Dataset items:
◆ ◆ ◆ ◆ ◆ ◆ ◆
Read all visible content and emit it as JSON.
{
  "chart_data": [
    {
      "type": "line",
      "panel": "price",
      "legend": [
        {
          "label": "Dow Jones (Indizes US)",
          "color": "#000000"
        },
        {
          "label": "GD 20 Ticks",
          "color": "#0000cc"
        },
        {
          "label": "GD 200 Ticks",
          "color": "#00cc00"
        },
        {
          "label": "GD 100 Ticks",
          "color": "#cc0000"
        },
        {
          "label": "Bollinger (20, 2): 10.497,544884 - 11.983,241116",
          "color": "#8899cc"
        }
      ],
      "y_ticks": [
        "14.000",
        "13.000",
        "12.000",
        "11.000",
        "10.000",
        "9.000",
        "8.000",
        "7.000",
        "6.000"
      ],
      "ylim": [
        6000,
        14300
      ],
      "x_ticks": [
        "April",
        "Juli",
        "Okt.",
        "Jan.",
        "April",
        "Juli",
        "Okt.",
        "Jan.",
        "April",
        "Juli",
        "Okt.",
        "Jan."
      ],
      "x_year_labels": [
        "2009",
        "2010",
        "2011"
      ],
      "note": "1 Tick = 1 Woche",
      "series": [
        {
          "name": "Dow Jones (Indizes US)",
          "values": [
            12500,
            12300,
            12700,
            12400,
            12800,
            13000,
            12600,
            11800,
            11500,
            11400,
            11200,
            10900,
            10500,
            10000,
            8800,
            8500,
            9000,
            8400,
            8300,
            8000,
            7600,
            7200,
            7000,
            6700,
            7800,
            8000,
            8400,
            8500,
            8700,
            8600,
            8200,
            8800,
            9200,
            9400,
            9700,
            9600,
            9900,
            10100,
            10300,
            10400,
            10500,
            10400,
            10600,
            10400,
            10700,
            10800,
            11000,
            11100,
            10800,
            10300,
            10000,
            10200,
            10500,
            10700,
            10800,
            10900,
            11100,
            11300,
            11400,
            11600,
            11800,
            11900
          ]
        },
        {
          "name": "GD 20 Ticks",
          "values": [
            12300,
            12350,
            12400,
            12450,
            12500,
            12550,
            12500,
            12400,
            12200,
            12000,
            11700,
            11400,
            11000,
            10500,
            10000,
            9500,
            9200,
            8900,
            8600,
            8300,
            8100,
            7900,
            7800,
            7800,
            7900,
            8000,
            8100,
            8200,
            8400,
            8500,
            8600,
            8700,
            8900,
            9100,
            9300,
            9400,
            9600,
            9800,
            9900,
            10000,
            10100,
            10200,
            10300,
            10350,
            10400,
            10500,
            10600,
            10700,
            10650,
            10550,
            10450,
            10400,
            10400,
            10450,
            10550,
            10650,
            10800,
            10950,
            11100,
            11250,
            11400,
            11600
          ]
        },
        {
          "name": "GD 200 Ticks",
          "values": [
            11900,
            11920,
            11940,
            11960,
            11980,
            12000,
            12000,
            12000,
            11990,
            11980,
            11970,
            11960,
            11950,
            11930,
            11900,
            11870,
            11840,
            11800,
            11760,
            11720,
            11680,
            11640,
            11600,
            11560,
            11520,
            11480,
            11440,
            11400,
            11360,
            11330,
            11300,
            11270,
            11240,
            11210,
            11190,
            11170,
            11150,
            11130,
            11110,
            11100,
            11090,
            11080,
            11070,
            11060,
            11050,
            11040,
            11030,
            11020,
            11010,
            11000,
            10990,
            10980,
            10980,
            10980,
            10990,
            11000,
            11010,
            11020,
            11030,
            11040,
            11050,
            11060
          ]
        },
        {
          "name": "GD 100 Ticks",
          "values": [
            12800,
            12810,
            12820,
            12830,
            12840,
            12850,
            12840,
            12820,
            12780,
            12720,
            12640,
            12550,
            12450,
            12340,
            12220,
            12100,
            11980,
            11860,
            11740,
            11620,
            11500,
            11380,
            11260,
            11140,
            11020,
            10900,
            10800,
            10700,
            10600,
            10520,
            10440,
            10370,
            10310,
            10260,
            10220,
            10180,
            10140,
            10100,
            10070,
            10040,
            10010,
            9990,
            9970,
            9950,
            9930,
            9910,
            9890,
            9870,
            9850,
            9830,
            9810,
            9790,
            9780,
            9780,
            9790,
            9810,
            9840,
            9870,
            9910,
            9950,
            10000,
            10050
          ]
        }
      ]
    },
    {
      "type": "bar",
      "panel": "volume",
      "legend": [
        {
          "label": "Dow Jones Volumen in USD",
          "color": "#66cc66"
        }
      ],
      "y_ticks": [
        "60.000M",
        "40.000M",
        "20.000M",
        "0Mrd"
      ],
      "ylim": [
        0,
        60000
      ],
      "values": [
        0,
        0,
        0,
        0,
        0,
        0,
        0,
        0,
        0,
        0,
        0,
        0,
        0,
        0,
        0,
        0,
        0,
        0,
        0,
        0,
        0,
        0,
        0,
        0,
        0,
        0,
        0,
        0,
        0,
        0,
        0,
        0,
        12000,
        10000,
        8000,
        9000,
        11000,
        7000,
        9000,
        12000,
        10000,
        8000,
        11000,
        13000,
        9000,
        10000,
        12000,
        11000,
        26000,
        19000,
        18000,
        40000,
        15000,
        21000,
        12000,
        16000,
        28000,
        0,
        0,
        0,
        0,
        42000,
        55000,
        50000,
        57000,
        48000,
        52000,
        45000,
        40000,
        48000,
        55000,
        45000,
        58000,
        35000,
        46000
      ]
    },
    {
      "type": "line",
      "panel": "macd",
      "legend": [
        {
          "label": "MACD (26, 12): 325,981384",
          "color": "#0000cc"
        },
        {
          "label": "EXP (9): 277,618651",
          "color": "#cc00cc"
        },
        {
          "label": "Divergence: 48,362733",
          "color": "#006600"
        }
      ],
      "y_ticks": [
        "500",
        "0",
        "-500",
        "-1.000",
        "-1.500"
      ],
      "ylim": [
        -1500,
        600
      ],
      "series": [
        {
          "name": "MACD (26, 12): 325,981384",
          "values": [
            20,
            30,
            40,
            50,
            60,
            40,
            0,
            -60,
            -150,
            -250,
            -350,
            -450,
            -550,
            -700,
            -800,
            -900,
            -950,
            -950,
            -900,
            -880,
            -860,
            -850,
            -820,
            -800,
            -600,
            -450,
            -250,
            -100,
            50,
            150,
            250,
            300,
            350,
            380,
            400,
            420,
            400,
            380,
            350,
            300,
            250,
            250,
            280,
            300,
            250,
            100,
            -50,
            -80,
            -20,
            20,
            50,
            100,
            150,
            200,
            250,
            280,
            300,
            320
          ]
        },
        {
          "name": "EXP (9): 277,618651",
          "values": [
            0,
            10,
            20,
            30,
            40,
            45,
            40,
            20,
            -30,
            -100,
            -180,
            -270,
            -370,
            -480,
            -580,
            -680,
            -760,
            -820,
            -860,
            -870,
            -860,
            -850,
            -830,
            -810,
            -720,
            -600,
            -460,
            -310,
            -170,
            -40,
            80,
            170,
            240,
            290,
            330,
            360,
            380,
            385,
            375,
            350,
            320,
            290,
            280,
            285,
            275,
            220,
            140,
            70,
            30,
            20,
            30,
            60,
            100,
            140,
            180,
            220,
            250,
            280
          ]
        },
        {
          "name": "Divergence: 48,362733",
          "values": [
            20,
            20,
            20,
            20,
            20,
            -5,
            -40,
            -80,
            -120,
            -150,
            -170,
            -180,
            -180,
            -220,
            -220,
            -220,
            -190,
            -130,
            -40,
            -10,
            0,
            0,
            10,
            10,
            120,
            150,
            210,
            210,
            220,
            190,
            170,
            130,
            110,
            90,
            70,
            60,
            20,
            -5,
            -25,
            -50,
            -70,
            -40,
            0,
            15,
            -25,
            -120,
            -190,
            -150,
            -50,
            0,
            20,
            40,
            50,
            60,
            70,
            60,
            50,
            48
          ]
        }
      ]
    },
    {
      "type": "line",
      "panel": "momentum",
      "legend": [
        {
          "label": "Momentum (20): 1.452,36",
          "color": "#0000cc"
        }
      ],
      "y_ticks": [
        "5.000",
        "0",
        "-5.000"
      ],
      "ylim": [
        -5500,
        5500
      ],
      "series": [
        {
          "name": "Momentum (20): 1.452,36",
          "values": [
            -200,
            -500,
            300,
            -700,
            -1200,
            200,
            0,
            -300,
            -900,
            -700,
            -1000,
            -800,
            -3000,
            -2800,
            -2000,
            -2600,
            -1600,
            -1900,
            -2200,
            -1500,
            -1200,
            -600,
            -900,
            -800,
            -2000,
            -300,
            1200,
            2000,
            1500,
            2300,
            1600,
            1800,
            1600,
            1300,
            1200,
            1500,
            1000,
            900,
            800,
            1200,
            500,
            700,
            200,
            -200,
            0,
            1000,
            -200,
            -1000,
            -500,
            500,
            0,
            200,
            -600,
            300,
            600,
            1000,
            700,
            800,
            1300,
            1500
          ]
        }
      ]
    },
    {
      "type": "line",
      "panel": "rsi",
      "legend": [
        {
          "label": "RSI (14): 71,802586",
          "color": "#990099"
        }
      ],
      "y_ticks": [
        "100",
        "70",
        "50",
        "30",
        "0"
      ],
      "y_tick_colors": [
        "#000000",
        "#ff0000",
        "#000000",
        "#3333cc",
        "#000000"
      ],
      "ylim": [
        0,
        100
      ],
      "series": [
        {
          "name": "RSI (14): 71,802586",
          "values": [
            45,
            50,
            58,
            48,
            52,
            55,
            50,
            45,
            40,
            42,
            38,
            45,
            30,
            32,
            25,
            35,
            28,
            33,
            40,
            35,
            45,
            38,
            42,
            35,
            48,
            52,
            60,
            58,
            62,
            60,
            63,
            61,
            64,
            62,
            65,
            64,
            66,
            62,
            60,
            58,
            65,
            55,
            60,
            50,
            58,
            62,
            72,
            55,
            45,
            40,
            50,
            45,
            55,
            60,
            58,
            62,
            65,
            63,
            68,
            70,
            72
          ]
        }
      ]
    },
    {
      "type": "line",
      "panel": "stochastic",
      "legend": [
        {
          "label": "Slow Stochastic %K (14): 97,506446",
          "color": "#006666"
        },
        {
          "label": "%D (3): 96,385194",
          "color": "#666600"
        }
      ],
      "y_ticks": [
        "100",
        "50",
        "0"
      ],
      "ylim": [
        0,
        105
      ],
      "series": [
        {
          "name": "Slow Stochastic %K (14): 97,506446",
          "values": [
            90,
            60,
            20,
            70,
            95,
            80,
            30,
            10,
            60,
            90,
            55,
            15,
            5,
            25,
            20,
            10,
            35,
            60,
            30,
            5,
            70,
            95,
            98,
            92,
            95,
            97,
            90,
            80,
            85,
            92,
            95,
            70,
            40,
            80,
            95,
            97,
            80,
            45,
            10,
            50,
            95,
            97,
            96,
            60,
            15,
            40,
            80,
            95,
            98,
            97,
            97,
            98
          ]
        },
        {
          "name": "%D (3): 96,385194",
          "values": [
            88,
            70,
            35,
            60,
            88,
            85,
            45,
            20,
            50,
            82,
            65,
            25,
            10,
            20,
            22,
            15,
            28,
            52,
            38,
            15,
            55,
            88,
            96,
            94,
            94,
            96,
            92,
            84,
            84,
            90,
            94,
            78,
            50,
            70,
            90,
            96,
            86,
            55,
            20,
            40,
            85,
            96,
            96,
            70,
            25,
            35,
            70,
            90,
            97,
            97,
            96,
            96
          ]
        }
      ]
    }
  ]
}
◆ ◆ ◆ ◆ ◆ ◆ ◆
Every line holding "Divergence" should be copied out.

Answer in full —
          "label": "Divergence: 48,362733",
          "name": "Divergence: 48,362733",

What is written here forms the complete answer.